Problem description:
Within the listing below, locate all lines containing the word "triangle". Copy each one.

-- Start of Records to use --

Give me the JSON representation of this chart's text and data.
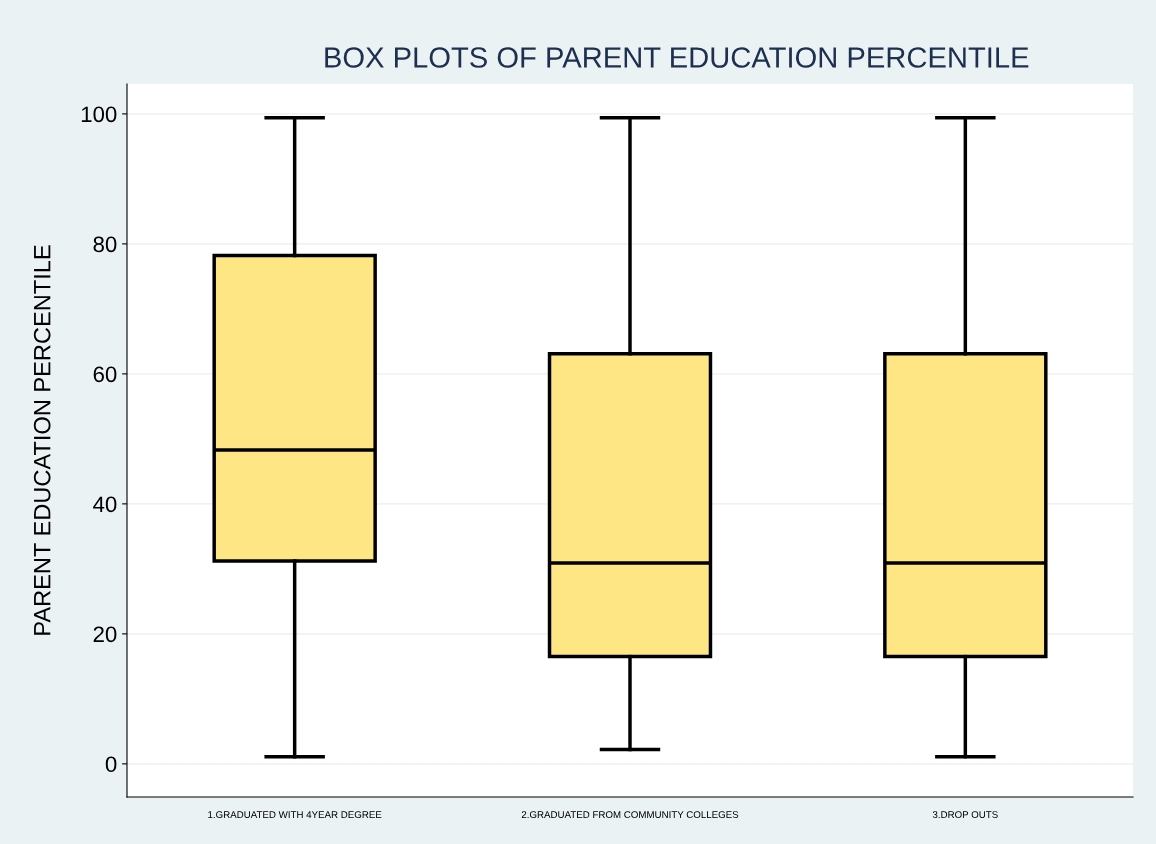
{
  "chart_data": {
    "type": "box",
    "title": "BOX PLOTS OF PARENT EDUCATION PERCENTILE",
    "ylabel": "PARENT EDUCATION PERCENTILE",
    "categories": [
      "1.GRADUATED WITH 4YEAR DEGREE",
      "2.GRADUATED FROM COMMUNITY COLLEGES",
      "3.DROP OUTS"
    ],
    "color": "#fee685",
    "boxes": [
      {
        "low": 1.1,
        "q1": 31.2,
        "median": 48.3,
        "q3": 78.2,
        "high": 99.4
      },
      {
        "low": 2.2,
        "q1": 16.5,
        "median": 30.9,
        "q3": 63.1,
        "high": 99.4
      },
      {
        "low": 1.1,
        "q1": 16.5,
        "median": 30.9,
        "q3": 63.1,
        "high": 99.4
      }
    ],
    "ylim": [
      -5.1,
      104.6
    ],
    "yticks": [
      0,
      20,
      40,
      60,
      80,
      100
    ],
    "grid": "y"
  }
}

-- End of Records to use --
-- Start of Records to use --

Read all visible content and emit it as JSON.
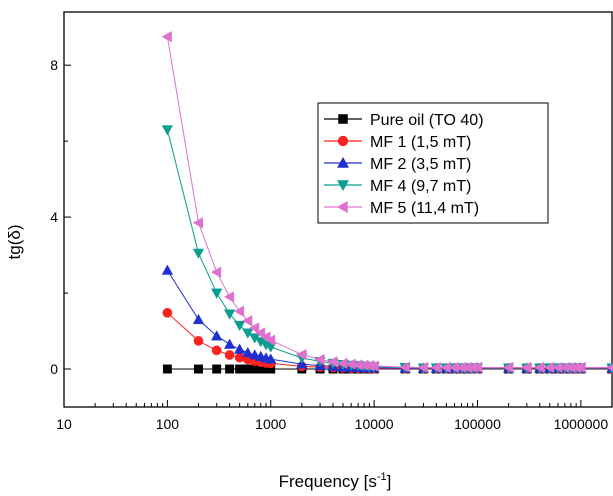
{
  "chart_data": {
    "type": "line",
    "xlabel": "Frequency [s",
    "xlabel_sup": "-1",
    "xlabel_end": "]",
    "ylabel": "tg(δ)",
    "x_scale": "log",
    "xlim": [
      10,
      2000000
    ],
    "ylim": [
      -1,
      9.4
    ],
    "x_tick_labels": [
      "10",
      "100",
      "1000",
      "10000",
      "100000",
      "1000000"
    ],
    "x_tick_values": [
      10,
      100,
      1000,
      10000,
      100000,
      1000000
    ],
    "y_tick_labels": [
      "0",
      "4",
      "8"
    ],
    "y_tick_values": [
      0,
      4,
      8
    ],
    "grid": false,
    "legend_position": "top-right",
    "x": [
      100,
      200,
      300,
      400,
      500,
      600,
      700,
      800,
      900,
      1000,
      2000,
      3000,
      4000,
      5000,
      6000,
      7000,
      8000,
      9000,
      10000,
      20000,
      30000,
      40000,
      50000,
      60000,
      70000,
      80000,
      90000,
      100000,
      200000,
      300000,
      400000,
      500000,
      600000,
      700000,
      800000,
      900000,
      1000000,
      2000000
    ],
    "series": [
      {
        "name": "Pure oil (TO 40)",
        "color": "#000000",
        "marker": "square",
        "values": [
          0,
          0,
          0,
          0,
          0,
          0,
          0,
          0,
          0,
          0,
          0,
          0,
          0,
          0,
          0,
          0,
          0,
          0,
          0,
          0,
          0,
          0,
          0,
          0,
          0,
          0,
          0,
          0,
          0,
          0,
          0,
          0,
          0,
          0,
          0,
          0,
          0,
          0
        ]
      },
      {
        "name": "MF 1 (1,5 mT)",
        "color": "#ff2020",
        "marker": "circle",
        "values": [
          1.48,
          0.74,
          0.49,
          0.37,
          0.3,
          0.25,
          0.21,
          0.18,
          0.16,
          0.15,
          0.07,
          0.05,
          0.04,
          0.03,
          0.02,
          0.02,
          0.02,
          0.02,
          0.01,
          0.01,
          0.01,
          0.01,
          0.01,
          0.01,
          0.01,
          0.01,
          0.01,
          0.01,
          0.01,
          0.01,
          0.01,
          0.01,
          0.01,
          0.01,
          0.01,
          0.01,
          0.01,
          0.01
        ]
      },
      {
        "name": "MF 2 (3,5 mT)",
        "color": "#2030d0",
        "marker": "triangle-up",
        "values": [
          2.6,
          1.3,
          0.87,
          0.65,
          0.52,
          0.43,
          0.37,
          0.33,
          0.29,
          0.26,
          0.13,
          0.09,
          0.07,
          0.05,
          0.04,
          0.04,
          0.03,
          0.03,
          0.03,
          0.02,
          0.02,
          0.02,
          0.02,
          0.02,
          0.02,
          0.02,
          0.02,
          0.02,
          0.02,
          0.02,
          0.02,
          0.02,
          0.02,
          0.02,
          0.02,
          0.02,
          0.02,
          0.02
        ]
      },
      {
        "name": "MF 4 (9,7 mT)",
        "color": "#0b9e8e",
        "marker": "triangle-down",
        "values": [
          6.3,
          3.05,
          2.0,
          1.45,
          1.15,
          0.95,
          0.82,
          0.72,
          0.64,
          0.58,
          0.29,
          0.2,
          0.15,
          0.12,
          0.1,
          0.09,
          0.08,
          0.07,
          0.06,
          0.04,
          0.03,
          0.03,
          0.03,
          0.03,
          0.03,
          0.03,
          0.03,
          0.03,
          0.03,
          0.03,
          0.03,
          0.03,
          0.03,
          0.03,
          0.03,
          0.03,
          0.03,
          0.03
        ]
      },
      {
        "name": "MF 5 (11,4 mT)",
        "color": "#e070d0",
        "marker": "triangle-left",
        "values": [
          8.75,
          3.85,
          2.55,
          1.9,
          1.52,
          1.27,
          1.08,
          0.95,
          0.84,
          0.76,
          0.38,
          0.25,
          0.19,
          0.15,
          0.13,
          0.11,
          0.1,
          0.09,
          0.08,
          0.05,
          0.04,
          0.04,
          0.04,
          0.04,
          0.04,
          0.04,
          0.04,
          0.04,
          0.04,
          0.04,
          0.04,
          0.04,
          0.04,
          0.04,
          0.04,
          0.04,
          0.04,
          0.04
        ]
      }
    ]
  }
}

-- End of Records to use --

Exercise response:
        "marker": "triangle-up",
        "marker": "triangle-down",
        "marker": "triangle-left",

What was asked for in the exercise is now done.